**WHAT TO PRODUCE:**
Show each line from the listing that includes the word "screenshot".

**Dataset records on visual material:**
◆ ◆ ◆ ◆ ◆
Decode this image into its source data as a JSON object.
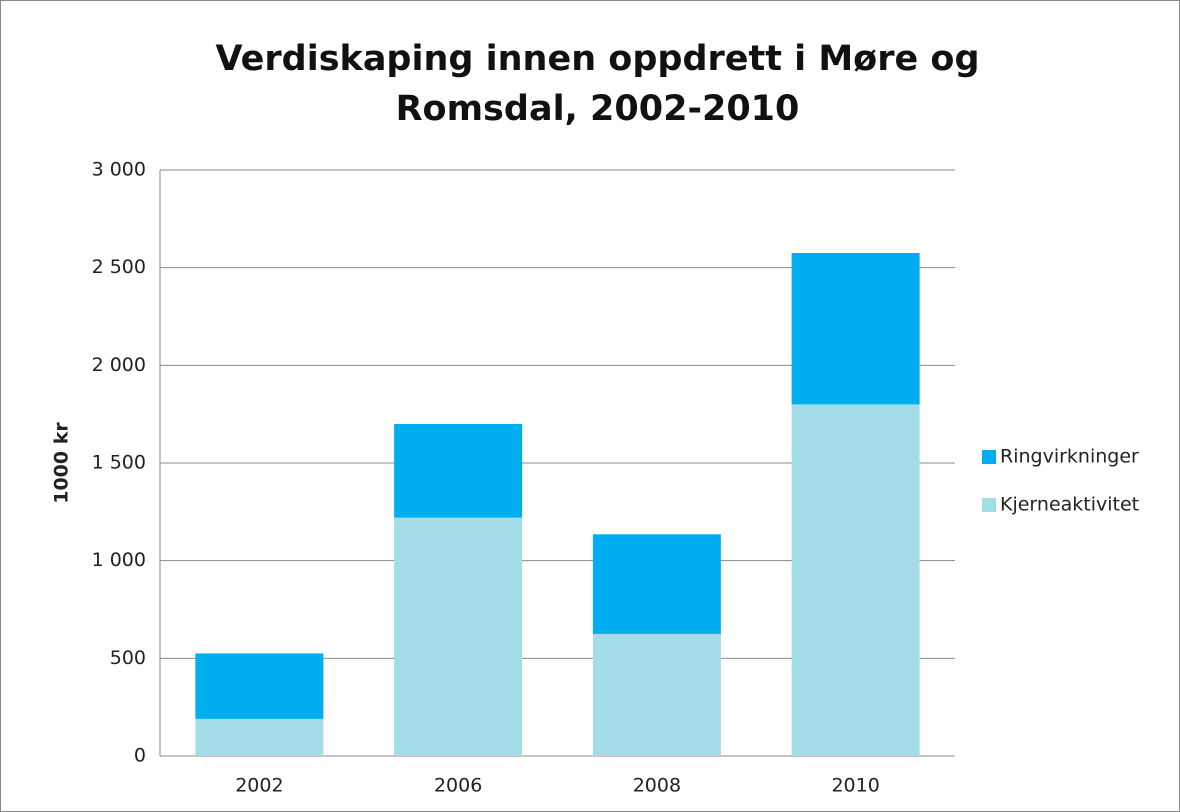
{
  "chart_data": {
    "type": "stacked_bar",
    "title": "Verdiskaping innen oppdrett i Møre og Romsdal, 2002-2010",
    "y_label": "1000 kr",
    "categories": [
      "2002",
      "2006",
      "2008",
      "2010"
    ],
    "series": [
      {
        "name": "Kjerneaktivitet",
        "color": "#a3dde8",
        "values": [
          190,
          1220,
          625,
          1800
        ]
      },
      {
        "name": "Ringvirkninger",
        "color": "#00aeef",
        "values": [
          335,
          480,
          510,
          775
        ]
      }
    ],
    "ylim": [
      0,
      3000
    ],
    "yticks": [
      0,
      500,
      {
        "value": 1000,
        "label": "1 000"
      },
      {
        "value": 1500,
        "label": "1 500"
      },
      {
        "value": 2000,
        "label": "2 000"
      },
      {
        "value": 2500,
        "label": "2 500"
      },
      {
        "value": 3000,
        "label": "3 000"
      }
    ],
    "grid": true,
    "legend": "right"
  }
}
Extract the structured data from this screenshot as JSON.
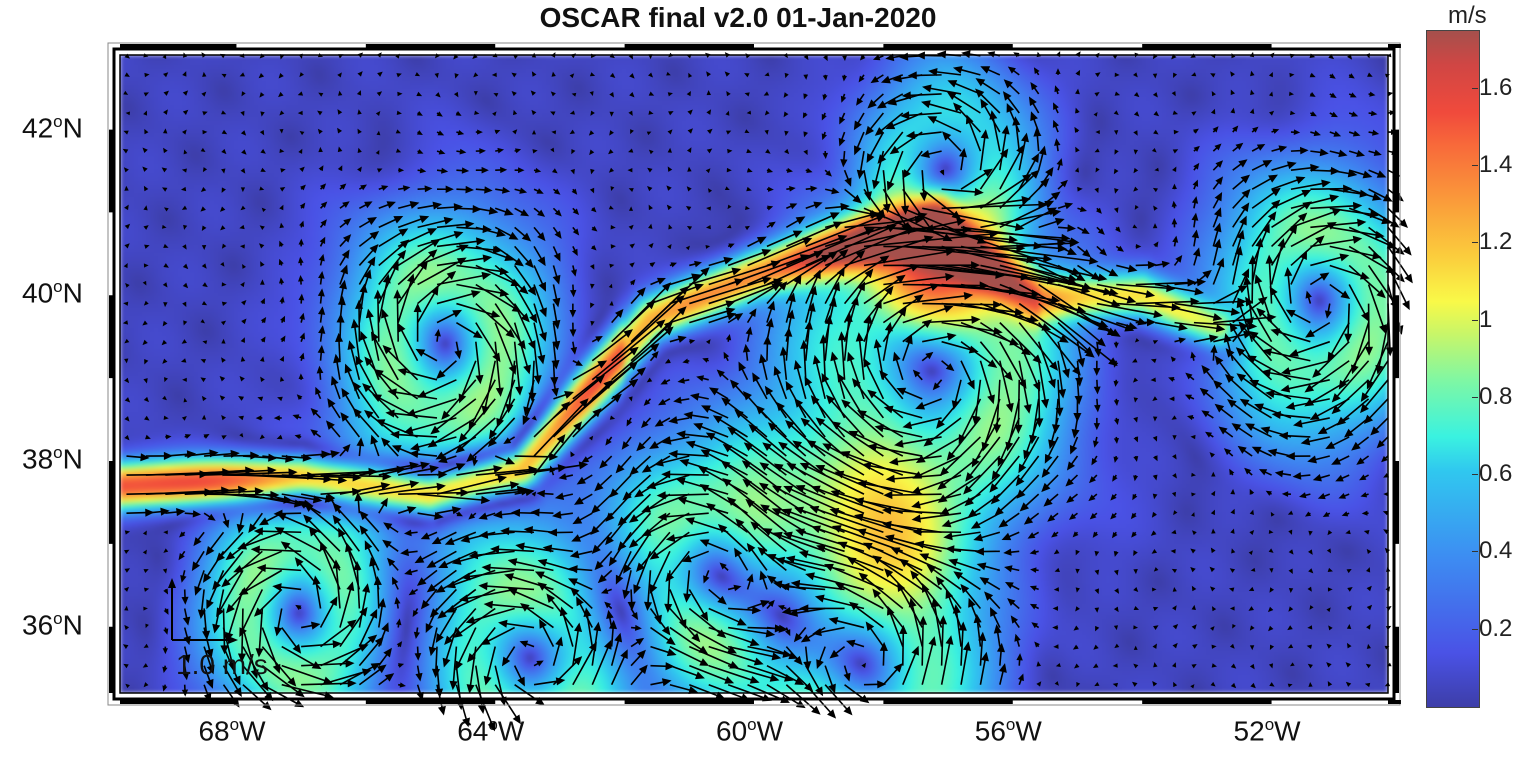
{
  "title": "OSCAR final v2.0  01-Jan-2020",
  "colorbar": {
    "unit": "m/s",
    "ticks": [
      "0.2",
      "0.4",
      "0.6",
      "0.8",
      "1",
      "1.2",
      "1.4",
      "1.6"
    ],
    "range": [
      0,
      1.75
    ]
  },
  "axes": {
    "x_ticks": [
      {
        "value": -68,
        "label": "68",
        "suffix": "W"
      },
      {
        "value": -64,
        "label": "64",
        "suffix": "W"
      },
      {
        "value": -60,
        "label": "60",
        "suffix": "W"
      },
      {
        "value": -56,
        "label": "56",
        "suffix": "W"
      },
      {
        "value": -52,
        "label": "52",
        "suffix": "W"
      }
    ],
    "y_ticks": [
      {
        "value": 42,
        "label": "42",
        "suffix": "N"
      },
      {
        "value": 40,
        "label": "40",
        "suffix": "N"
      },
      {
        "value": 38,
        "label": "38",
        "suffix": "N"
      },
      {
        "value": 36,
        "label": "36",
        "suffix": "N"
      }
    ],
    "degree_symbol": "o",
    "lon_range": [
      -69.8,
      -50.2
    ],
    "lat_range": [
      35.2,
      42.9
    ]
  },
  "scale_vector": {
    "label": "1.0 m/s",
    "speed": 1.0
  },
  "chart_data": {
    "type": "heatmap",
    "variable": "surface current speed (m/s) with velocity vectors",
    "gulf_stream_path": [
      [
        -69.8,
        37.7
      ],
      [
        -67,
        37.8
      ],
      [
        -65,
        37.6
      ],
      [
        -63.6,
        37.9
      ],
      [
        -62.6,
        38.8
      ],
      [
        -61.6,
        39.7
      ],
      [
        -60,
        40.25
      ],
      [
        -58.5,
        40.6
      ],
      [
        -57.2,
        40.9
      ],
      [
        -56.5,
        40.4
      ],
      [
        -55.6,
        39.95
      ],
      [
        -54,
        40.0
      ],
      [
        -52.8,
        39.6
      ]
    ],
    "eddies": [
      [
        -67,
        36.2,
        0.8,
        1
      ],
      [
        -64.8,
        39.4,
        0.9,
        -1
      ],
      [
        -60.6,
        36.7,
        0.9,
        1
      ],
      [
        -57.3,
        39.1,
        1.2,
        -1
      ],
      [
        -57.1,
        41.3,
        0.8,
        1
      ],
      [
        -51.3,
        39.9,
        0.9,
        -1
      ],
      [
        -58.3,
        35.6,
        1.0,
        1
      ],
      [
        -63.5,
        35.6,
        0.9,
        1
      ]
    ]
  }
}
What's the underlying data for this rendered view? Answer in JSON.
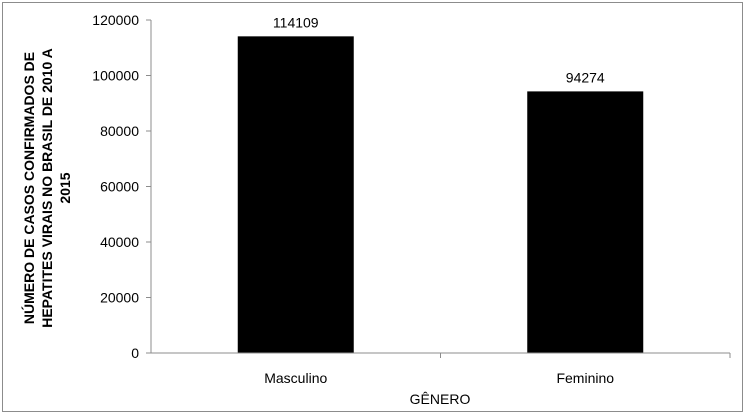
{
  "chart_data": {
    "type": "bar",
    "categories": [
      "Masculino",
      "Feminino"
    ],
    "values": [
      114109,
      94274
    ],
    "data_labels": [
      "114109",
      "94274"
    ],
    "xlabel": "GÊNERO",
    "ylabel_lines": [
      "NÚMERO DE CASOS CONFIRMADOS DE",
      "HEPATITES VIRAIS NO BRASIL DE 2010 A",
      "2015"
    ],
    "ylim": [
      0,
      120000
    ],
    "yticks": [
      "0",
      "20000",
      "40000",
      "60000",
      "80000",
      "100000",
      "120000"
    ],
    "grid": false,
    "legend": "none",
    "bar_color": "#000000"
  }
}
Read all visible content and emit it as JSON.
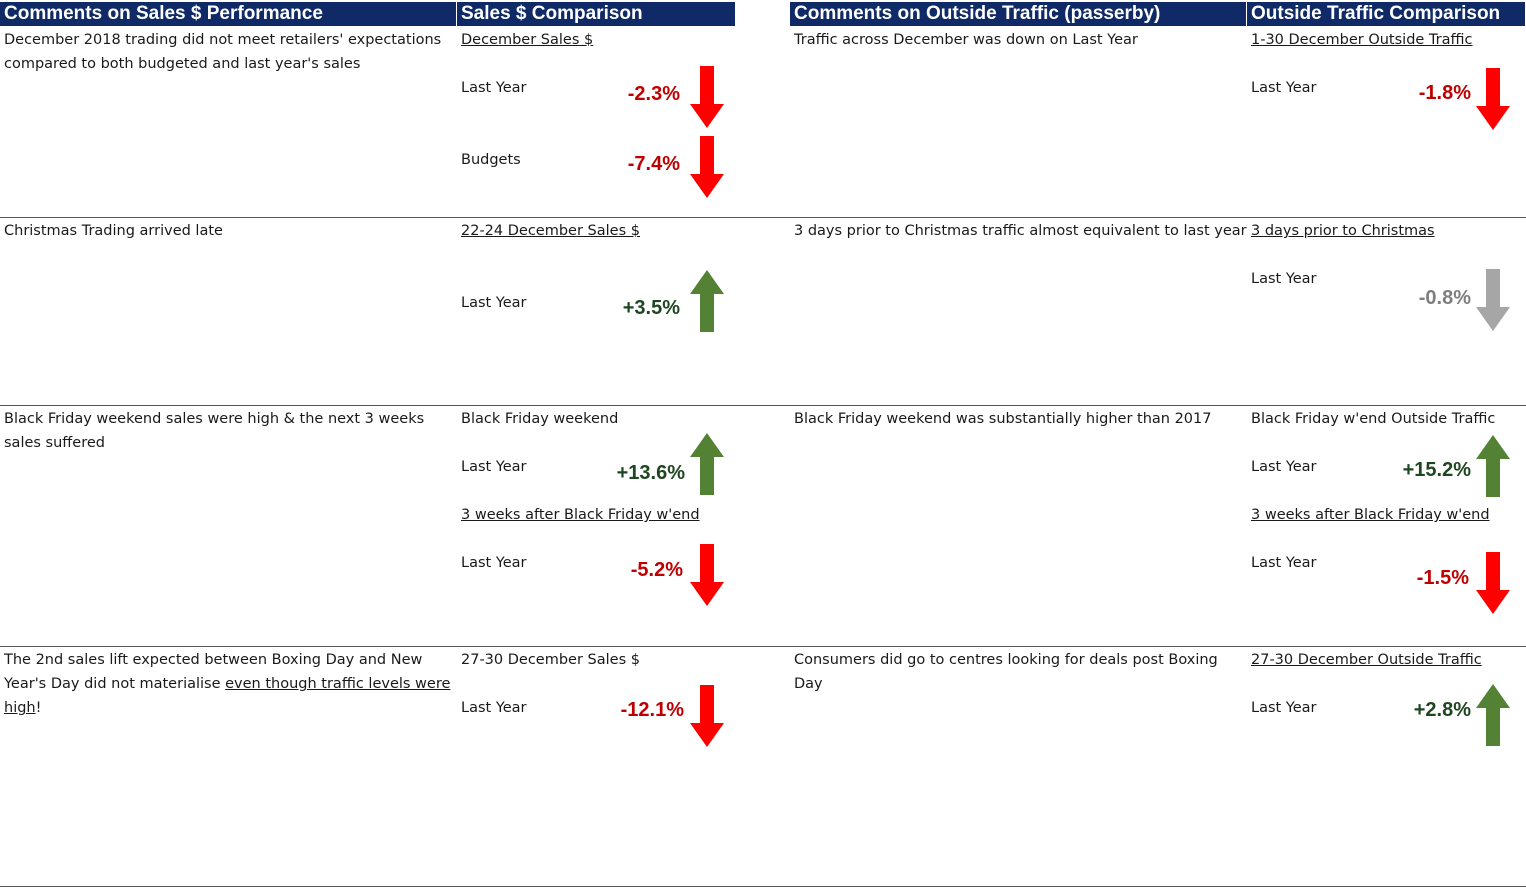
{
  "headers": {
    "sales_comments": "Comments on Sales $ Performance",
    "sales_comparison": "Sales $ Comparison",
    "traffic_comments": "Comments on Outside Traffic (passerby)",
    "traffic_comparison": "Outside Traffic Comparison"
  },
  "colors": {
    "down": "#ff0000",
    "up": "#548235",
    "neutral": "#a6a6a6",
    "header_bg": "#0f2a66"
  },
  "sections": [
    {
      "sales_comment": "December 2018 trading did not meet retailers' expectations compared to both budgeted and last year's sales",
      "sales_title": "December Sales $",
      "sales_metrics": [
        {
          "label": "Last Year",
          "value": "-2.3%",
          "direction": "down"
        },
        {
          "label": "Budgets",
          "value": "-7.4%",
          "direction": "down"
        }
      ],
      "traffic_comment": "Traffic across December was down on Last Year",
      "traffic_title": "1-30 December Outside Traffic",
      "traffic_metrics": [
        {
          "label": "Last Year",
          "value": "-1.8%",
          "direction": "down"
        }
      ]
    },
    {
      "sales_comment": "Christmas Trading arrived late",
      "sales_title": "22-24 December Sales $",
      "sales_metrics": [
        {
          "label": "Last Year",
          "value": "+3.5%",
          "direction": "up"
        }
      ],
      "traffic_comment": "3 days prior to Christmas traffic almost equivalent to last year",
      "traffic_title": "3 days prior to Christmas",
      "traffic_metrics": [
        {
          "label": "Last Year",
          "value": "-0.8%",
          "direction": "neutral"
        }
      ]
    },
    {
      "sales_comment": "Black Friday weekend sales were high & the next 3 weeks sales suffered",
      "sales_title": "Black Friday weekend",
      "sales_metrics": [
        {
          "label": "Last Year",
          "value": "+13.6%",
          "direction": "up"
        }
      ],
      "sales_subtitle": "3 weeks after Black Friday w'end",
      "sales_metrics_2": [
        {
          "label": "Last Year",
          "value": "-5.2%",
          "direction": "down"
        }
      ],
      "traffic_comment": "Black Friday weekend was substantially higher than 2017",
      "traffic_title": "Black Friday w'end Outside Traffic",
      "traffic_metrics": [
        {
          "label": "Last Year",
          "value": "+15.2%",
          "direction": "up"
        }
      ],
      "traffic_subtitle": "3 weeks after Black Friday w'end",
      "traffic_metrics_2": [
        {
          "label": "Last Year",
          "value": "-1.5%",
          "direction": "down"
        }
      ]
    },
    {
      "sales_comment_part1": "The 2nd sales lift expected between Boxing Day and New Year's Day did not materialise ",
      "sales_comment_part2": "even though traffic levels were high",
      "sales_comment_part3": "!",
      "sales_title": "27-30 December Sales $",
      "sales_metrics": [
        {
          "label": "Last Year",
          "value": "-12.1%",
          "direction": "down"
        }
      ],
      "traffic_comment": "Consumers did go to centres looking for deals post Boxing Day",
      "traffic_title": "27-30 December Outside Traffic",
      "traffic_metrics": [
        {
          "label": "Last Year",
          "value": "+2.8%",
          "direction": "up"
        }
      ]
    }
  ]
}
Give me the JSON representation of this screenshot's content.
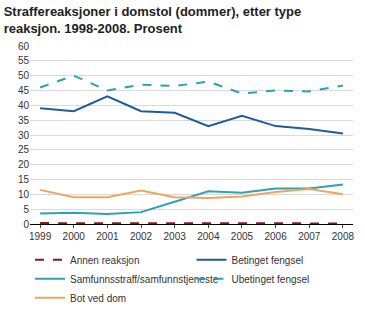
{
  "chart_data": {
    "type": "line",
    "title": "Straffereaksjoner i domstol (dommer), etter type reaksjon. 1998-2008. Prosent",
    "categories": [
      "1999",
      "2000",
      "2001",
      "2002",
      "2003",
      "2004",
      "2005",
      "2006",
      "2007",
      "2008"
    ],
    "series": [
      {
        "name": "Annen reaksjon",
        "color": "#8b1a1a",
        "line_style": "dash",
        "values": [
          0.3,
          0.3,
          0.3,
          0.3,
          0.3,
          0.3,
          0.2,
          0.2,
          0.2,
          0.2
        ]
      },
      {
        "name": "Betinget fengsel",
        "color": "#1f5b9e",
        "line_style": "solid",
        "values": [
          39,
          38,
          43,
          38,
          37.5,
          33,
          36.5,
          33,
          32,
          30.5
        ]
      },
      {
        "name": "Samfunnsstraff/samfunnstjeneste",
        "color": "#2aa2b8",
        "line_style": "solid",
        "values": [
          3.5,
          3.8,
          3.4,
          4,
          7.5,
          11,
          10.5,
          12,
          12,
          13.3
        ]
      },
      {
        "name": "Ubetinget fengsel",
        "color": "#2aa2b8",
        "line_style": "dash",
        "values": [
          46,
          50,
          45,
          47,
          46.5,
          48,
          44,
          45,
          44.7,
          46.7
        ]
      },
      {
        "name": "Bot ved dom",
        "color": "#f0a55c",
        "line_style": "solid",
        "values": [
          11.5,
          9,
          9,
          11.3,
          9,
          8.8,
          9.3,
          10.8,
          11.8,
          10
        ]
      }
    ],
    "ylim": [
      0,
      60
    ],
    "yticks": [
      0,
      5,
      10,
      15,
      20,
      25,
      30,
      35,
      40,
      45,
      50,
      55,
      60
    ],
    "grid": true,
    "legend": "bottom"
  }
}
◆ ◆ ◆ ◆ ◆
**EXERCISE RESULT:**
Extract the structured data from this screenshot as JSON.
Give me the JSON representation of this screenshot's content.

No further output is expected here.